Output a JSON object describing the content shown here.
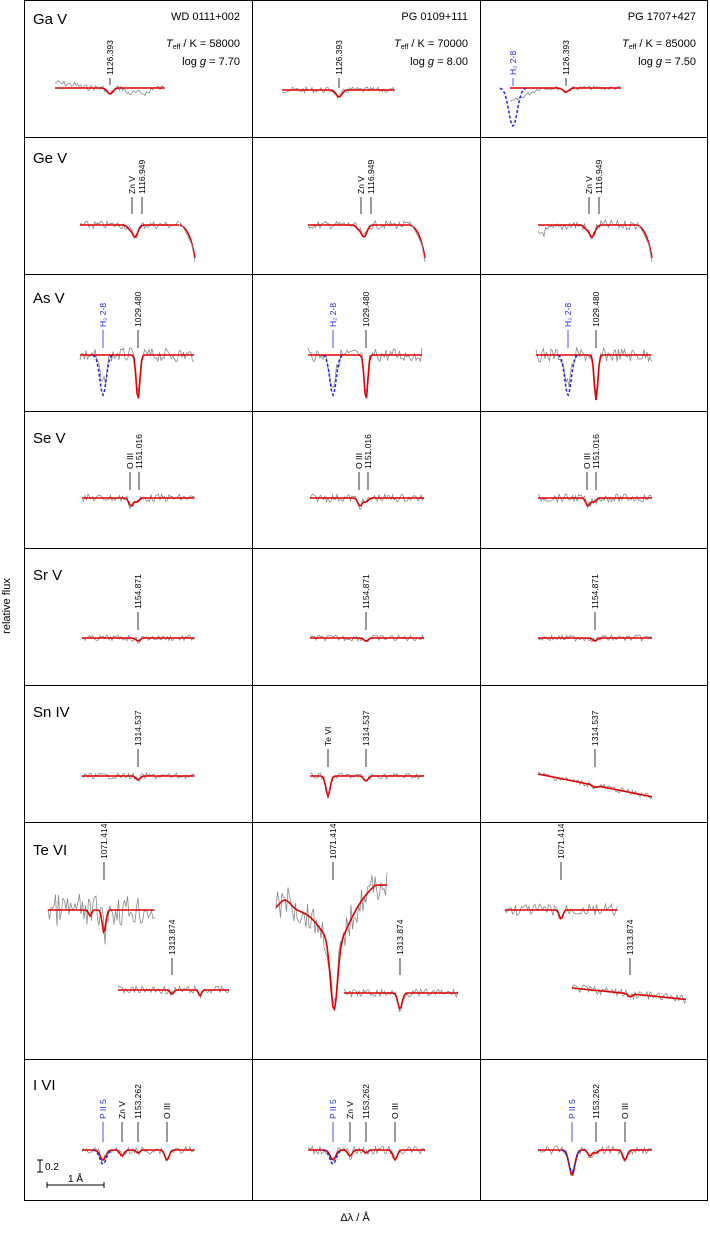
{
  "figure": {
    "y_axis_label": "relative flux",
    "x_axis_label": "Δλ / Å",
    "scale_bar": {
      "flux": "0.2",
      "wavelength": "1 Å"
    }
  },
  "stars": [
    {
      "name": "WD 0111+002",
      "teff_label": "T",
      "teff_sub": "eff",
      "teff_unit": " / K",
      "teff": "= 58000",
      "logg_label": "log",
      "logg_g": "g",
      "logg": "= 7.70"
    },
    {
      "name": "PG 0109+111",
      "teff_label": "T",
      "teff_sub": "eff",
      "teff_unit": " / K",
      "teff": "= 70000",
      "logg_label": "log",
      "logg_g": "g",
      "logg": "= 8.00"
    },
    {
      "name": "PG 1707+427",
      "teff_label": "T",
      "teff_sub": "eff",
      "teff_unit": " / K",
      "teff": "= 85000",
      "logg_label": "log",
      "logg_g": "g",
      "logg": "= 7.50"
    }
  ],
  "colors": {
    "observed": "#8a8a8a",
    "model": "#e00000",
    "ism": "#1a2ae0",
    "frame": "#000000"
  },
  "rows": [
    {
      "ion": "Ga V",
      "lines": [
        "1126.393"
      ],
      "others": [
        "H₂ 2-8"
      ]
    },
    {
      "ion": "Ge V",
      "lines": [
        "1116.949"
      ],
      "others": [
        "Zn V"
      ]
    },
    {
      "ion": "As V",
      "lines": [
        "1029.480"
      ],
      "others": [
        "H₂ 2-8"
      ]
    },
    {
      "ion": "Se V",
      "lines": [
        "1151.016"
      ],
      "others": [
        "O III"
      ]
    },
    {
      "ion": "Sr V",
      "lines": [
        "1154.871"
      ],
      "others": []
    },
    {
      "ion": "Sn IV",
      "lines": [
        "1314.537"
      ],
      "others": [
        "Te VI"
      ]
    },
    {
      "ion": "Te VI",
      "lines": [
        "1071.414",
        "1313.874"
      ],
      "others": []
    },
    {
      "ion": "I VI",
      "lines": [
        "1153.262"
      ],
      "others": [
        "P II 5",
        "Zn V",
        "O III"
      ]
    }
  ]
}
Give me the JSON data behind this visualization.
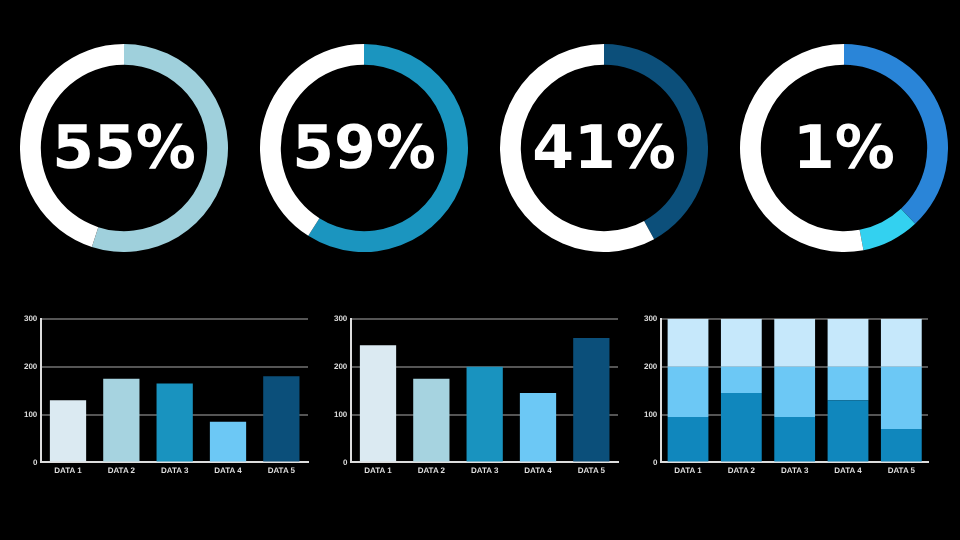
{
  "chart_data": [
    {
      "type": "donut",
      "title": "55%",
      "categories": [
        null,
        null
      ],
      "values": [
        55,
        45
      ],
      "colors": [
        "#9fd0dc",
        "#ffffff"
      ],
      "legend": false
    },
    {
      "type": "donut",
      "title": "59%",
      "categories": [
        null,
        null
      ],
      "values": [
        59,
        41
      ],
      "colors": [
        "#1b95bf",
        "#ffffff"
      ],
      "legend": false
    },
    {
      "type": "donut",
      "title": "41%",
      "categories": [
        null,
        null
      ],
      "values": [
        42,
        58
      ],
      "colors": [
        "#0c4f7a",
        "#ffffff"
      ],
      "legend": false
    },
    {
      "type": "donut",
      "title": "1%",
      "categories": [
        null,
        null,
        null
      ],
      "values": [
        38,
        9,
        53
      ],
      "colors": [
        "#2a85d8",
        "#33d1f0",
        "#ffffff"
      ],
      "legend": false
    },
    {
      "type": "bar",
      "categories": [
        "DATA 1",
        "DATA 2",
        "DATA 3",
        "DATA 4",
        "DATA 5"
      ],
      "values": [
        130,
        175,
        165,
        85,
        180
      ],
      "colors": [
        "#dbeaf2",
        "#a6d3e0",
        "#1993bf",
        "#6cc8f5",
        "#0b4f7a"
      ],
      "ylim": [
        0,
        300
      ],
      "yticks": [
        0,
        100,
        200,
        300
      ],
      "grid": "y",
      "legend": false
    },
    {
      "type": "bar",
      "categories": [
        "DATA 1",
        "DATA 2",
        "DATA 3",
        "DATA 4",
        "DATA 5"
      ],
      "values": [
        245,
        175,
        200,
        145,
        260
      ],
      "colors": [
        "#dbeaf2",
        "#a6d3e0",
        "#1993bf",
        "#6cc8f5",
        "#0b4f7a"
      ],
      "ylim": [
        0,
        300
      ],
      "yticks": [
        0,
        100,
        200,
        300
      ],
      "grid": "y",
      "legend": false
    },
    {
      "type": "bar",
      "stacked": true,
      "categories": [
        "DATA 1",
        "DATA 2",
        "DATA 3",
        "DATA 4",
        "DATA 5"
      ],
      "series": [
        {
          "color": "#1087bd",
          "values": [
            95,
            145,
            95,
            130,
            70
          ]
        },
        {
          "color": "#6cc8f5",
          "values": [
            105,
            55,
            105,
            70,
            130
          ]
        },
        {
          "color": "#c6e8fb",
          "values": [
            100,
            100,
            100,
            100,
            100
          ]
        }
      ],
      "ylim": [
        0,
        300
      ],
      "yticks": [
        0,
        100,
        200,
        300
      ],
      "grid": "y",
      "legend": false
    }
  ]
}
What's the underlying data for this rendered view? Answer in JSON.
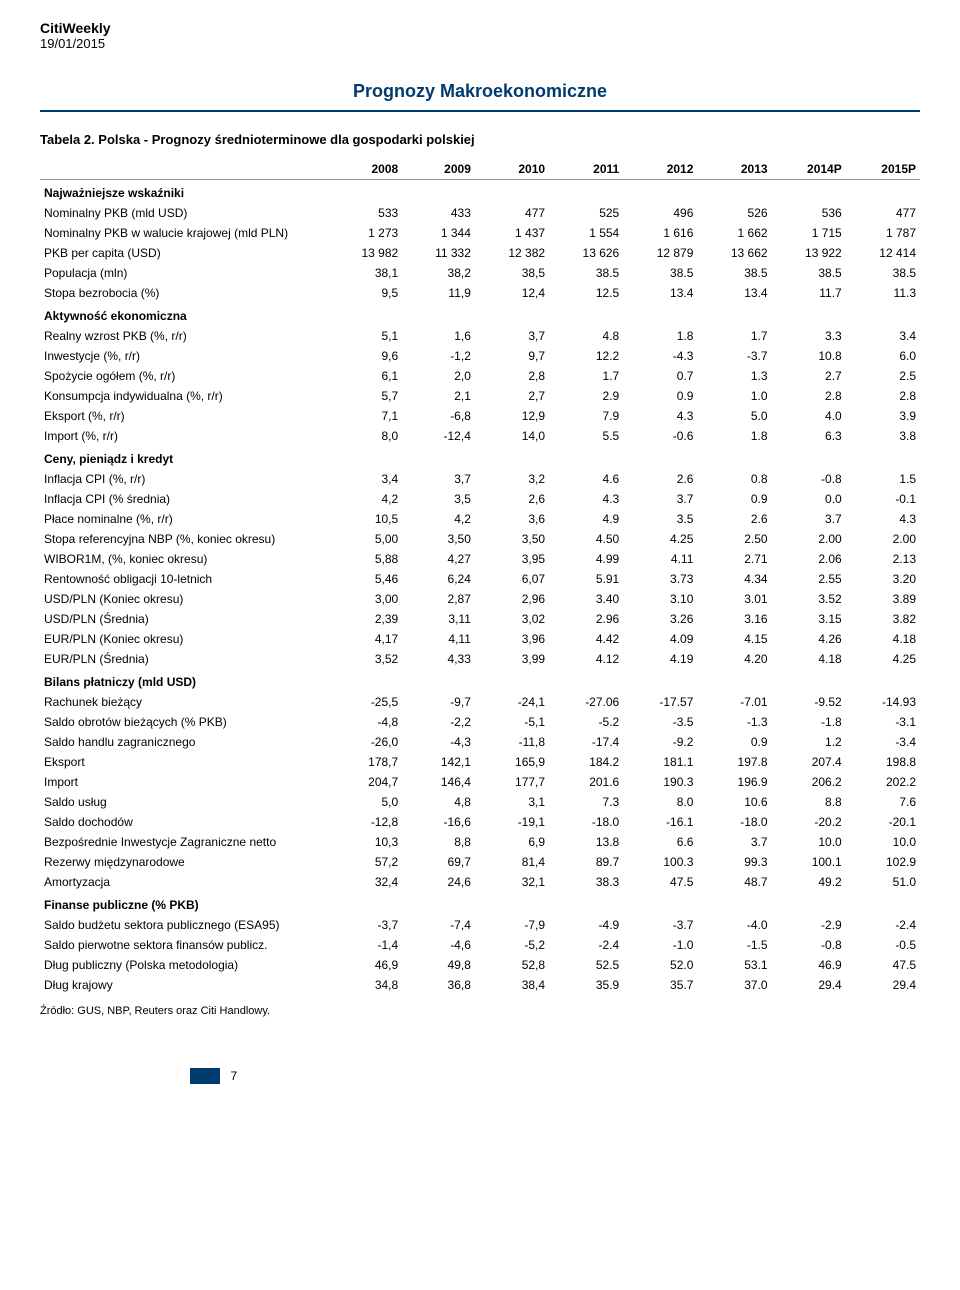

- _WORK TO DO_
Return each line of the data that contains the string "JSON".

- _THE SOLUTION_
Output a JSON object describing the content shown here.
Give me the JSON data behind this visualization.
What's the underlying data for this rendered view? Answer in JSON.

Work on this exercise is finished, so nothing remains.